Please quote the material exactly, every line of it.

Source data
==*==

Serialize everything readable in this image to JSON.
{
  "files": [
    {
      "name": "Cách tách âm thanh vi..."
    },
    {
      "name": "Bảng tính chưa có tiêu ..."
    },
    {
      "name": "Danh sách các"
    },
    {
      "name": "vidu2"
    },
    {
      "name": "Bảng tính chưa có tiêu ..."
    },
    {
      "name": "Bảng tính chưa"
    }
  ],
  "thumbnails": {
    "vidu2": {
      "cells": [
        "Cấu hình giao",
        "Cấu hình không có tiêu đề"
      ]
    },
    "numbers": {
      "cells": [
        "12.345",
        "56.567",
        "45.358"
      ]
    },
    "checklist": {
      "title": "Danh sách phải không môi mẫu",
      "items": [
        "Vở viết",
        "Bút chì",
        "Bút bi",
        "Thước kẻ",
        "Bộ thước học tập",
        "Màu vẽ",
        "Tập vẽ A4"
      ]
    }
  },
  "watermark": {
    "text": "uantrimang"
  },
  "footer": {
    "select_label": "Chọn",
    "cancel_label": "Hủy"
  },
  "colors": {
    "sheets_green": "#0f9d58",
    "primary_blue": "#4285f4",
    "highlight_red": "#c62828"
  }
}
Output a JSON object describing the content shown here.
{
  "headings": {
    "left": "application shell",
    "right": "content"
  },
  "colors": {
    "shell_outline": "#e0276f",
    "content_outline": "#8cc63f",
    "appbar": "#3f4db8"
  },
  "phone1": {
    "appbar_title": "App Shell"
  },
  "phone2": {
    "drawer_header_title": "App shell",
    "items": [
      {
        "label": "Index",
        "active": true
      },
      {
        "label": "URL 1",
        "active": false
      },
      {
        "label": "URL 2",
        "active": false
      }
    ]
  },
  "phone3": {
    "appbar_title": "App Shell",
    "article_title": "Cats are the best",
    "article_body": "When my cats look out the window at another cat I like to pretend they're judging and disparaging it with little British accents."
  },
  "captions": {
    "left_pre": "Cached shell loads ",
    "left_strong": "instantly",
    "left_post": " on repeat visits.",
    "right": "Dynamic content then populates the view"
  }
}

==*==

**EXERCISE ANSWER:**
Serialize everything readable in this image to JSON.
{
  "files": [
    {
      "name": "Cách tách âm thanh vi..."
    },
    {
      "name": "Bảng tính chưa có tiêu ..."
    },
    {
      "name": "Danh sách các"
    },
    {
      "name": "vidu2"
    },
    {
      "name": "Bảng tính chưa có tiêu ..."
    },
    {
      "name": "Bảng tính chưa"
    }
  ],
  "thumbnails": {
    "vidu2": {
      "cells": [
        "Cấu hình giao",
        "Cấu hình không có tiêu đề"
      ]
    },
    "numbers": {
      "cells": [
        "12.345",
        "56.567",
        "45.358"
      ]
    },
    "checklist": {
      "title": "Danh sách phải không môi mẫu",
      "items": [
        "Vở viết",
        "Bút chì",
        "Bút bi",
        "Thước kẻ",
        "Bộ thước học tập",
        "Màu vẽ",
        "Tập vẽ A4"
      ]
    }
  },
  "watermark": {
    "text": "uantrimang"
  },
  "footer": {
    "select_label": "Chọn",
    "cancel_label": "Hủy"
  },
  "colors": {
    "sheets_green": "#0f9d58",
    "primary_blue": "#4285f4",
    "highlight_red": "#c62828"
  }
}
Output a JSON object describing the content shown here.
{
  "headings": {
    "left": "application shell",
    "right": "content"
  },
  "colors": {
    "shell_outline": "#e0276f",
    "content_outline": "#8cc63f",
    "appbar": "#3f4db8"
  },
  "phone1": {
    "appbar_title": "App Shell"
  },
  "phone2": {
    "drawer_header_title": "App shell",
    "items": [
      {
        "label": "Index",
        "active": true
      },
      {
        "label": "URL 1",
        "active": false
      },
      {
        "label": "URL 2",
        "active": false
      }
    ]
  },
  "phone3": {
    "appbar_title": "App Shell",
    "article_title": "Cats are the best",
    "article_body": "When my cats look out the window at another cat I like to pretend they're judging and disparaging it with little British accents."
  },
  "captions": {
    "left_pre": "Cached shell loads ",
    "left_strong": "instantly",
    "left_post": " on repeat visits.",
    "right": "Dynamic content then populates the view"
  }
}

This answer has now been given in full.